EXCERPTED DATA
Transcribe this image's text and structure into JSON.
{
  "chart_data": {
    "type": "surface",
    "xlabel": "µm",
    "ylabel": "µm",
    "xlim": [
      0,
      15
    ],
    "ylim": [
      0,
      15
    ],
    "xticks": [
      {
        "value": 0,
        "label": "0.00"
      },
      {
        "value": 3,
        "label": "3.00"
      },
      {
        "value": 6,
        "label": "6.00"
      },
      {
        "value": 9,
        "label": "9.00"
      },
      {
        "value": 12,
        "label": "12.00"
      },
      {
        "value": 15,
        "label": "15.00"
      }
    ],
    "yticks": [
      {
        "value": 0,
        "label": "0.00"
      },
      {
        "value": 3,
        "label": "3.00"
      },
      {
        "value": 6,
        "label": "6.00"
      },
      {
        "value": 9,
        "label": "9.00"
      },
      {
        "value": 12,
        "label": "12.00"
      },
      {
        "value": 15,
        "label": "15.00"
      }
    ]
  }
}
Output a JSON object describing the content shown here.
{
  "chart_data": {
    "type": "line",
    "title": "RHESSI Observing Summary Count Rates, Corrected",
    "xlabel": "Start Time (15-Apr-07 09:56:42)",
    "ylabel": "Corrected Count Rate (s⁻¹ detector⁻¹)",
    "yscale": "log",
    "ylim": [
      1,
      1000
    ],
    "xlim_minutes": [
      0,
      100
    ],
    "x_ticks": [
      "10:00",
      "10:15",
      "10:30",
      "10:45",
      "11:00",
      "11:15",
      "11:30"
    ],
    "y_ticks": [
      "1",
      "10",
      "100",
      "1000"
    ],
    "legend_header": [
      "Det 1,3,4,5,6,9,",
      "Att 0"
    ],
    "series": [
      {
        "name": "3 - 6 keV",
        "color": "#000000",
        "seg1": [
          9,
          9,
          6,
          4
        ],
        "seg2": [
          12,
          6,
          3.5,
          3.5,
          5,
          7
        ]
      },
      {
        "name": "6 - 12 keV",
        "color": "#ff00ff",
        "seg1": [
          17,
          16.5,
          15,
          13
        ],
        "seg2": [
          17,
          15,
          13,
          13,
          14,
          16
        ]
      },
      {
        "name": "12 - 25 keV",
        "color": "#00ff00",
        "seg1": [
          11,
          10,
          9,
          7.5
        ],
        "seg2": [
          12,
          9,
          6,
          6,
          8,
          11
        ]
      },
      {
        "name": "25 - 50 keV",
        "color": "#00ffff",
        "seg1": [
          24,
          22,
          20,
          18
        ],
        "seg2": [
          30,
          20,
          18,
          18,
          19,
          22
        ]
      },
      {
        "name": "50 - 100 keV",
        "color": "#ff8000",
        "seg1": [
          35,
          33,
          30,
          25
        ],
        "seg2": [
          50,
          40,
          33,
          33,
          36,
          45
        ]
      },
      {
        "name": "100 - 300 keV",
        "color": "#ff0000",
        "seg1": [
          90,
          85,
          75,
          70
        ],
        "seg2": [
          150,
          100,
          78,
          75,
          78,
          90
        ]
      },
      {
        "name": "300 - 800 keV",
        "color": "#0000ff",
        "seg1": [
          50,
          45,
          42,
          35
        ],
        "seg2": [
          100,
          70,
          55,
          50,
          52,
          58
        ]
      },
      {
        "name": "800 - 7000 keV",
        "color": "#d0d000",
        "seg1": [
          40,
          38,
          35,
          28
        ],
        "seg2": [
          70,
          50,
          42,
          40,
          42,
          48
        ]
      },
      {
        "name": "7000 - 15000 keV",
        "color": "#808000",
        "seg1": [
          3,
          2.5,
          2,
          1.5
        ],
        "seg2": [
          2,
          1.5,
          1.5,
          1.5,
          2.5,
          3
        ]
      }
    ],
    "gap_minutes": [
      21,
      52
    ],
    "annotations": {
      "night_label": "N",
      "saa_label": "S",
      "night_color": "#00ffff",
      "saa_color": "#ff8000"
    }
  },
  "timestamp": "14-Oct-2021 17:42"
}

CHALLENGE
Print the records above in full, exactly.

WORKED ANSWER
Transcribe this image's text and structure into JSON.
{
  "chart_data": {
    "type": "surface",
    "xlabel": "µm",
    "ylabel": "µm",
    "xlim": [
      0,
      15
    ],
    "ylim": [
      0,
      15
    ],
    "xticks": [
      {
        "value": 0,
        "label": "0.00"
      },
      {
        "value": 3,
        "label": "3.00"
      },
      {
        "value": 6,
        "label": "6.00"
      },
      {
        "value": 9,
        "label": "9.00"
      },
      {
        "value": 12,
        "label": "12.00"
      },
      {
        "value": 15,
        "label": "15.00"
      }
    ],
    "yticks": [
      {
        "value": 0,
        "label": "0.00"
      },
      {
        "value": 3,
        "label": "3.00"
      },
      {
        "value": 6,
        "label": "6.00"
      },
      {
        "value": 9,
        "label": "9.00"
      },
      {
        "value": 12,
        "label": "12.00"
      },
      {
        "value": 15,
        "label": "15.00"
      }
    ]
  }
}
Output a JSON object describing the content shown here.
{
  "chart_data": {
    "type": "line",
    "title": "RHESSI Observing Summary Count Rates, Corrected",
    "xlabel": "Start Time (15-Apr-07 09:56:42)",
    "ylabel": "Corrected Count Rate (s⁻¹ detector⁻¹)",
    "yscale": "log",
    "ylim": [
      1,
      1000
    ],
    "xlim_minutes": [
      0,
      100
    ],
    "x_ticks": [
      "10:00",
      "10:15",
      "10:30",
      "10:45",
      "11:00",
      "11:15",
      "11:30"
    ],
    "y_ticks": [
      "1",
      "10",
      "100",
      "1000"
    ],
    "legend_header": [
      "Det 1,3,4,5,6,9,",
      "Att 0"
    ],
    "series": [
      {
        "name": "3 - 6 keV",
        "color": "#000000",
        "seg1": [
          9,
          9,
          6,
          4
        ],
        "seg2": [
          12,
          6,
          3.5,
          3.5,
          5,
          7
        ]
      },
      {
        "name": "6 - 12 keV",
        "color": "#ff00ff",
        "seg1": [
          17,
          16.5,
          15,
          13
        ],
        "seg2": [
          17,
          15,
          13,
          13,
          14,
          16
        ]
      },
      {
        "name": "12 - 25 keV",
        "color": "#00ff00",
        "seg1": [
          11,
          10,
          9,
          7.5
        ],
        "seg2": [
          12,
          9,
          6,
          6,
          8,
          11
        ]
      },
      {
        "name": "25 - 50 keV",
        "color": "#00ffff",
        "seg1": [
          24,
          22,
          20,
          18
        ],
        "seg2": [
          30,
          20,
          18,
          18,
          19,
          22
        ]
      },
      {
        "name": "50 - 100 keV",
        "color": "#ff8000",
        "seg1": [
          35,
          33,
          30,
          25
        ],
        "seg2": [
          50,
          40,
          33,
          33,
          36,
          45
        ]
      },
      {
        "name": "100 - 300 keV",
        "color": "#ff0000",
        "seg1": [
          90,
          85,
          75,
          70
        ],
        "seg2": [
          150,
          100,
          78,
          75,
          78,
          90
        ]
      },
      {
        "name": "300 - 800 keV",
        "color": "#0000ff",
        "seg1": [
          50,
          45,
          42,
          35
        ],
        "seg2": [
          100,
          70,
          55,
          50,
          52,
          58
        ]
      },
      {
        "name": "800 - 7000 keV",
        "color": "#d0d000",
        "seg1": [
          40,
          38,
          35,
          28
        ],
        "seg2": [
          70,
          50,
          42,
          40,
          42,
          48
        ]
      },
      {
        "name": "7000 - 15000 keV",
        "color": "#808000",
        "seg1": [
          3,
          2.5,
          2,
          1.5
        ],
        "seg2": [
          2,
          1.5,
          1.5,
          1.5,
          2.5,
          3
        ]
      }
    ],
    "gap_minutes": [
      21,
      52
    ],
    "annotations": {
      "night_label": "N",
      "saa_label": "S",
      "night_color": "#00ffff",
      "saa_color": "#ff8000"
    }
  },
  "timestamp": "14-Oct-2021 17:42"
}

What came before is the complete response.